Could you transcribe the material below exactly, without leaving out a single line?

..............................

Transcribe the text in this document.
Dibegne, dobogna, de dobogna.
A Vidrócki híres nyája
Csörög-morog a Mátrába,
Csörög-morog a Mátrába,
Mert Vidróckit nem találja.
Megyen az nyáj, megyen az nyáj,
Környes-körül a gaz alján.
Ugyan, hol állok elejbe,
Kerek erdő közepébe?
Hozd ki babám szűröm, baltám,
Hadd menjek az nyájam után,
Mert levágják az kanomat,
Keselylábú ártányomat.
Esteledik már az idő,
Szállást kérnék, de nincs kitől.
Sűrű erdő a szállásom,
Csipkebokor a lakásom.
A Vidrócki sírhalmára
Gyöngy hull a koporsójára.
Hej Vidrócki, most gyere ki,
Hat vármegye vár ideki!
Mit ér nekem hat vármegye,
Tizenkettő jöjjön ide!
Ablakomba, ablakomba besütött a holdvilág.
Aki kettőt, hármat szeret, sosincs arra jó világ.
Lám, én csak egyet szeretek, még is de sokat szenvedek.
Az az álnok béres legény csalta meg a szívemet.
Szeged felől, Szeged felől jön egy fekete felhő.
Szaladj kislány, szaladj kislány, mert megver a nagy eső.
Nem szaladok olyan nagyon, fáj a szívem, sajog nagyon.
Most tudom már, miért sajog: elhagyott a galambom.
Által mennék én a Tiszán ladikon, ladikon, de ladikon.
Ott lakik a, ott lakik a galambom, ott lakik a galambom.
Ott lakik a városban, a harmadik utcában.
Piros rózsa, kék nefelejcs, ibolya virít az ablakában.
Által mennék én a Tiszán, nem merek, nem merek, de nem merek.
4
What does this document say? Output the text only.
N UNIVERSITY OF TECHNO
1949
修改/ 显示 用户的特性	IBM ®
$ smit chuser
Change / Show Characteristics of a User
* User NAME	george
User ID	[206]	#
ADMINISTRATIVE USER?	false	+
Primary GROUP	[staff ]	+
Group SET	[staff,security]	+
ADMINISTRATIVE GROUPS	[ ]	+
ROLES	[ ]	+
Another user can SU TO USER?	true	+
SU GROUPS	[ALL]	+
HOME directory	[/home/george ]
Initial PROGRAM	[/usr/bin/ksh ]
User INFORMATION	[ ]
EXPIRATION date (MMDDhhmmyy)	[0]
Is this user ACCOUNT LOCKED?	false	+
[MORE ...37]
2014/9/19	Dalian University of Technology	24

..............................

(Exercise result):
Transcribe the text in this document.
Dibegne, dobogna, de dobogna.
A Vidrócki híres nyája
Csörög-morog a Mátrába,
Csörög-morog a Mátrába,
Mert Vidróckit nem találja.
Megyen az nyáj, megyen az nyáj,
Környes-körül a gaz alján.
Ugyan, hol állok elejbe,
Kerek erdő közepébe?
Hozd ki babám szűröm, baltám,
Hadd menjek az nyájam után,
Mert levágják az kanomat,
Keselylábú ártányomat.
Esteledik már az idő,
Szállást kérnék, de nincs kitől.
Sűrű erdő a szállásom,
Csipkebokor a lakásom.
A Vidrócki sírhalmára
Gyöngy hull a koporsójára.
Hej Vidrócki, most gyere ki,
Hat vármegye vár ideki!
Mit ér nekem hat vármegye,
Tizenkettő jöjjön ide!
Ablakomba, ablakomba besütött a holdvilág.
Aki kettőt, hármat szeret, sosincs arra jó világ.
Lám, én csak egyet szeretek, még is de sokat szenvedek.
Az az álnok béres legény csalta meg a szívemet.
Szeged felől, Szeged felől jön egy fekete felhő.
Szaladj kislány, szaladj kislány, mert megver a nagy eső.
Nem szaladok olyan nagyon, fáj a szívem, sajog nagyon.
Most tudom már, miért sajog: elhagyott a galambom.
Által mennék én a Tiszán ladikon, ladikon, de ladikon.
Ott lakik a, ott lakik a galambom, ott lakik a galambom.
Ott lakik a városban, a harmadik utcában.
Piros rózsa, kék nefelejcs, ibolya virít az ablakában.
Által mennék én a Tiszán, nem merek, nem merek, de nem merek.
4
What does this document say? Output the text only.
N UNIVERSITY OF TECHNO
1949
修改/ 显示 用户的特性	IBM ®
$ smit chuser
Change / Show Characteristics of a User
* User NAME	george
User ID	[206]	#
ADMINISTRATIVE USER?	false	+
Primary GROUP	[staff ]	+
Group SET	[staff,security]	+
ADMINISTRATIVE GROUPS	[ ]	+
ROLES	[ ]	+
Another user can SU TO USER?	true	+
SU GROUPS	[ALL]	+
HOME directory	[/home/george ]
Initial PROGRAM	[/usr/bin/ksh ]
User INFORMATION	[ ]
EXPIRATION date (MMDDhhmmyy)	[0]
Is this user ACCOUNT LOCKED?	false	+
[MORE ...37]
2014/9/19	Dalian University of Technology	24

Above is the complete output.